DATA LISTING
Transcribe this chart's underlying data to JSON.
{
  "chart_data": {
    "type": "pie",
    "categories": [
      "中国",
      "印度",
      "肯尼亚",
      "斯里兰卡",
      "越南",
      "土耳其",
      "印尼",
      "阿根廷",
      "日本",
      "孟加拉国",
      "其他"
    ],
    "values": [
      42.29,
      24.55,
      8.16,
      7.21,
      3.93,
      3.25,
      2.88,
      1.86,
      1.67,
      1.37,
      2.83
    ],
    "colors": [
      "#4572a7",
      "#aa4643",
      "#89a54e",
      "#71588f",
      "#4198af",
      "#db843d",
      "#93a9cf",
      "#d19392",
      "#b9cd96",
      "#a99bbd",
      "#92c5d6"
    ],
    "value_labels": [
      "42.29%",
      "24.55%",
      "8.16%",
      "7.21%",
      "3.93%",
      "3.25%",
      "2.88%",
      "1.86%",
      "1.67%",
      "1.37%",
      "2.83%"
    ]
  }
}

GIVEN REQUEST
Each line above must be printed exactly as it appears.

ANSWER TO THE TASK
Transcribe this chart's underlying data to JSON.
{
  "chart_data": {
    "type": "pie",
    "categories": [
      "中国",
      "印度",
      "肯尼亚",
      "斯里兰卡",
      "越南",
      "土耳其",
      "印尼",
      "阿根廷",
      "日本",
      "孟加拉国",
      "其他"
    ],
    "values": [
      42.29,
      24.55,
      8.16,
      7.21,
      3.93,
      3.25,
      2.88,
      1.86,
      1.67,
      1.37,
      2.83
    ],
    "colors": [
      "#4572a7",
      "#aa4643",
      "#89a54e",
      "#71588f",
      "#4198af",
      "#db843d",
      "#93a9cf",
      "#d19392",
      "#b9cd96",
      "#a99bbd",
      "#92c5d6"
    ],
    "value_labels": [
      "42.29%",
      "24.55%",
      "8.16%",
      "7.21%",
      "3.93%",
      "3.25%",
      "2.88%",
      "1.86%",
      "1.67%",
      "1.37%",
      "2.83%"
    ]
  }
}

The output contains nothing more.